GOAL: Reproduce the listing below without any change.

[Lines of data]
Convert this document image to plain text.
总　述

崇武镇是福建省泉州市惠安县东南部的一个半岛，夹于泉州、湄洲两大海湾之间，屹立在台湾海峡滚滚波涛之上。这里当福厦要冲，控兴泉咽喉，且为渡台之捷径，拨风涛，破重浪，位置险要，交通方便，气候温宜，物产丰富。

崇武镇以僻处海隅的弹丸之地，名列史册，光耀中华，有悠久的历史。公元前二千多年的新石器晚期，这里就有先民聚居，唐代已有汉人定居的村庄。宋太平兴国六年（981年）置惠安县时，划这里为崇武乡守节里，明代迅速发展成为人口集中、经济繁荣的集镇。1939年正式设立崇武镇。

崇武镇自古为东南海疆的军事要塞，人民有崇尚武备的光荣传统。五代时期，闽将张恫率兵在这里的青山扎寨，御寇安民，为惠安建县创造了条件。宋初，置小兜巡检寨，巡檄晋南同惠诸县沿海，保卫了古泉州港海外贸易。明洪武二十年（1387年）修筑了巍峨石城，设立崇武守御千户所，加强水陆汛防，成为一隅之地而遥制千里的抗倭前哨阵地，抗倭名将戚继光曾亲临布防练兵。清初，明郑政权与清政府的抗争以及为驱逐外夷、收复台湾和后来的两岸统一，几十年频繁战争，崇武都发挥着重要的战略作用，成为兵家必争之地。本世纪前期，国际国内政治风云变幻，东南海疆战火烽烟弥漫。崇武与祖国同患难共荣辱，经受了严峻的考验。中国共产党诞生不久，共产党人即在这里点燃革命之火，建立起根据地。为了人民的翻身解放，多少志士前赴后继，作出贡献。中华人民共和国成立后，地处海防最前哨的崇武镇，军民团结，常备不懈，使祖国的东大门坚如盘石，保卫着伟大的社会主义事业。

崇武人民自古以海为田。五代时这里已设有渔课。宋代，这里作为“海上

EXERCISE RESULT:
Convert this document image to plain text.
总　述

崇武镇是福建省泉州市惠安县东南部的一个半岛，夹于泉州、湄洲两大海湾之间，屹立在台湾海峡滚滚波涛之上。这里当福厦要冲，控兴泉咽喉，且为渡台之捷径，拨风涛，破重浪，位置险要，交通方便，气候温宜，物产丰富。

崇武镇以僻处海隅的弹丸之地，名列史册，光耀中华，有悠久的历史。公元前二千多年的新石器晚期，这里就有先民聚居，唐代已有汉人定居的村庄。宋太平兴国六年（981年）置惠安县时，划这里为崇武乡守节里，明代迅速发展成为人口集中、经济繁荣的集镇。1939年正式设立崇武镇。

崇武镇自古为东南海疆的军事要塞，人民有崇尚武备的光荣传统。五代时期，闽将张恫率兵在这里的青山扎寨，御寇安民，为惠安建县创造了条件。宋初，置小兜巡检寨，巡檄晋南同惠诸县沿海，保卫了古泉州港海外贸易。明洪武二十年（1387年）修筑了巍峨石城，设立崇武守御千户所，加强水陆汛防，成为一隅之地而遥制千里的抗倭前哨阵地，抗倭名将戚继光曾亲临布防练兵。清初，明郑政权与清政府的抗争以及为驱逐外夷、收复台湾和后来的两岸统一，几十年频繁战争，崇武都发挥着重要的战略作用，成为兵家必争之地。本世纪前期，国际国内政治风云变幻，东南海疆战火烽烟弥漫。崇武与祖国同患难共荣辱，经受了严峻的考验。中国共产党诞生不久，共产党人即在这里点燃革命之火，建立起根据地。为了人民的翻身解放，多少志士前赴后继，作出贡献。中华人民共和国成立后，地处海防最前哨的崇武镇，军民团结，常备不懈，使祖国的东大门坚如盘石，保卫着伟大的社会主义事业。

崇武人民自古以海为田。五代时这里已设有渔课。宋代，这里作为“海上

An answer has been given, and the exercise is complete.